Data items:

────────

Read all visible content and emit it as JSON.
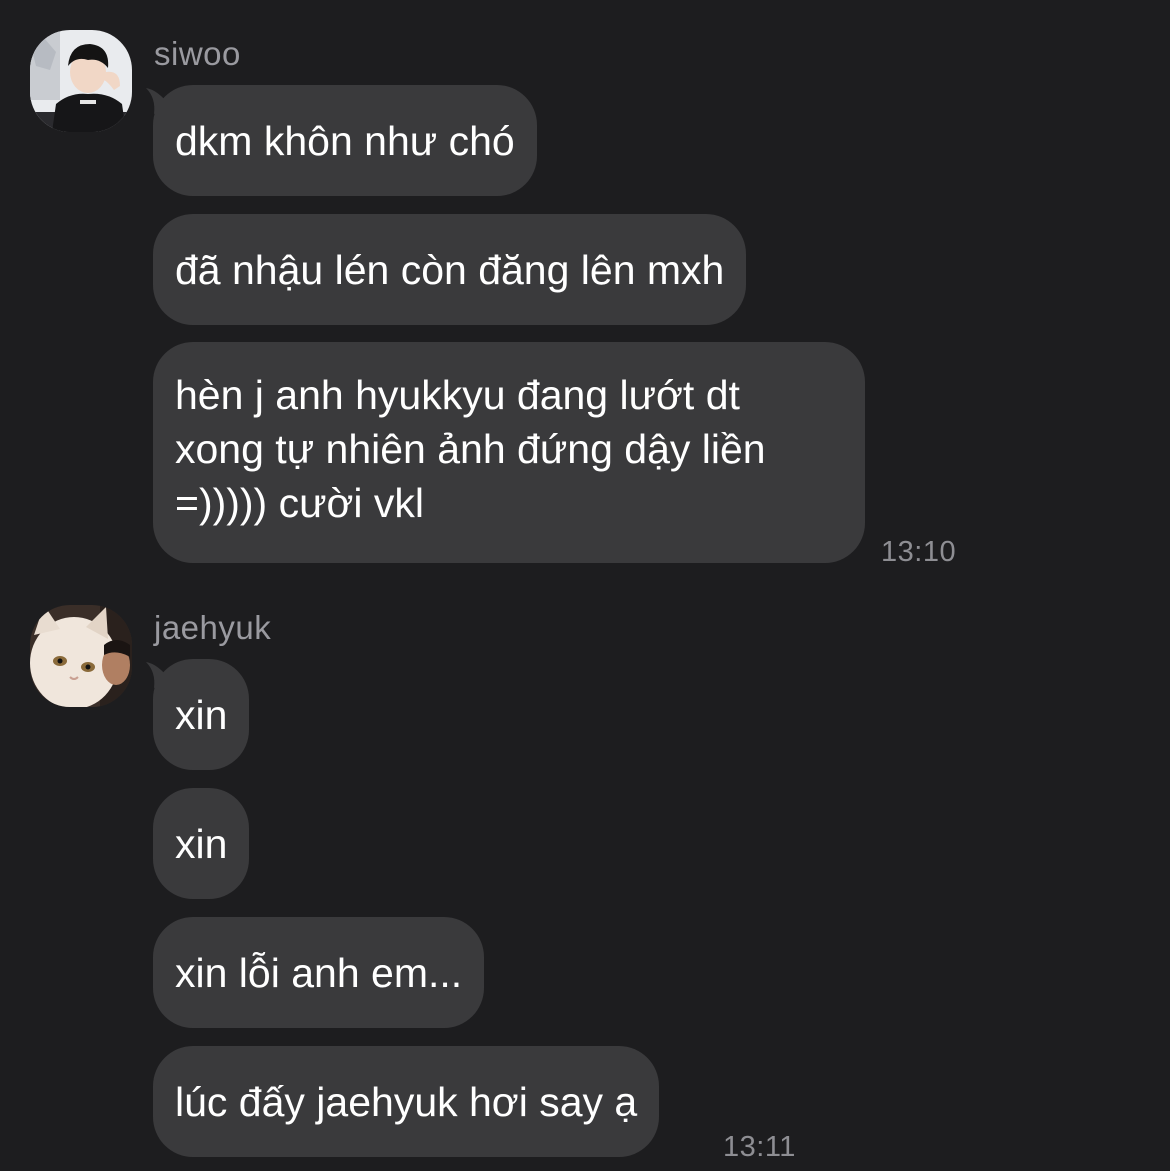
{
  "groups": [
    {
      "sender": "siwoo",
      "avatar_icon": "user-photo-siwoo",
      "messages": [
        "dkm khôn như chó",
        "đã nhậu lén còn đăng lên mxh"
      ],
      "last_message_lines": [
        "hèn j anh hyukkyu đang lướt dt",
        "xong tự nhiên ảnh đứng dậy liền",
        "=))))) cười vkl"
      ],
      "time": "13:10"
    },
    {
      "sender": "jaehyuk",
      "avatar_icon": "cat-photo-jaehyuk",
      "messages": [
        "xin",
        "xin",
        "xin lỗi anh em...",
        "lúc đấy jaehyuk hơi say ạ"
      ],
      "time": "13:11"
    }
  ],
  "colors": {
    "background": "#1d1d1f",
    "bubble": "#3a3a3c",
    "name": "#9a9aa0",
    "timestamp": "#8e8e93"
  }
}
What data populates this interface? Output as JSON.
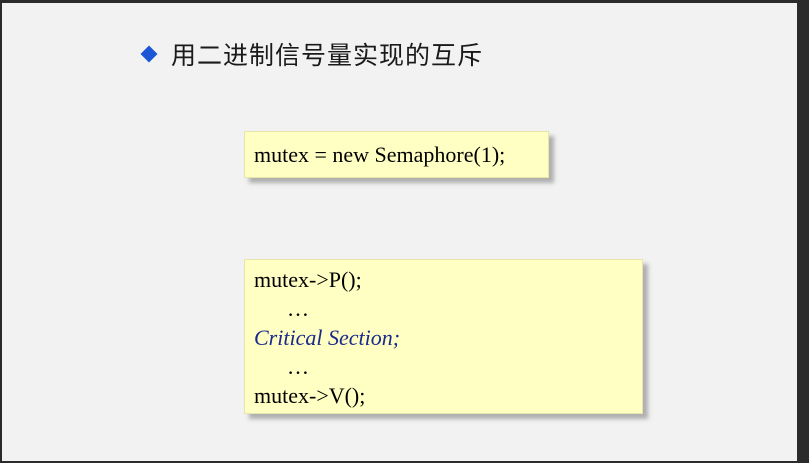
{
  "slide": {
    "title": "用二进制信号量实现的互斥",
    "bullet_icon": "diamond-bullet-icon",
    "accent_color": "#1a56d6"
  },
  "code_box_1": {
    "lines": [
      "mutex = new Semaphore(1);"
    ]
  },
  "code_box_2": {
    "lines": [
      "mutex->P();",
      "…",
      "Critical Section;",
      "…",
      "mutex->V();"
    ]
  }
}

────────

* GIVEN REQUEST *
Repeat the data in full and exactly. Omit pictures.

* SOLUTION FOR THIS PROBLEM *
Read all visible content and emit it as JSON.
{
  "groups": [
    {
      "sender": "siwoo",
      "avatar_icon": "user-photo-siwoo",
      "messages": [
        "dkm khôn như chó",
        "đã nhậu lén còn đăng lên mxh"
      ],
      "last_message_lines": [
        "hèn j anh hyukkyu đang lướt dt",
        "xong tự nhiên ảnh đứng dậy liền",
        "=))))) cười vkl"
      ],
      "time": "13:10"
    },
    {
      "sender": "jaehyuk",
      "avatar_icon": "cat-photo-jaehyuk",
      "messages": [
        "xin",
        "xin",
        "xin lỗi anh em...",
        "lúc đấy jaehyuk hơi say ạ"
      ],
      "time": "13:11"
    }
  ],
  "colors": {
    "background": "#1d1d1f",
    "bubble": "#3a3a3c",
    "name": "#9a9aa0",
    "timestamp": "#8e8e93"
  }
}
What data populates this interface? Output as JSON.
{
  "slide": {
    "title": "用二进制信号量实现的互斥",
    "bullet_icon": "diamond-bullet-icon",
    "accent_color": "#1a56d6"
  },
  "code_box_1": {
    "lines": [
      "mutex = new Semaphore(1);"
    ]
  },
  "code_box_2": {
    "lines": [
      "mutex->P();",
      "…",
      "Critical Section;",
      "…",
      "mutex->V();"
    ]
  }
}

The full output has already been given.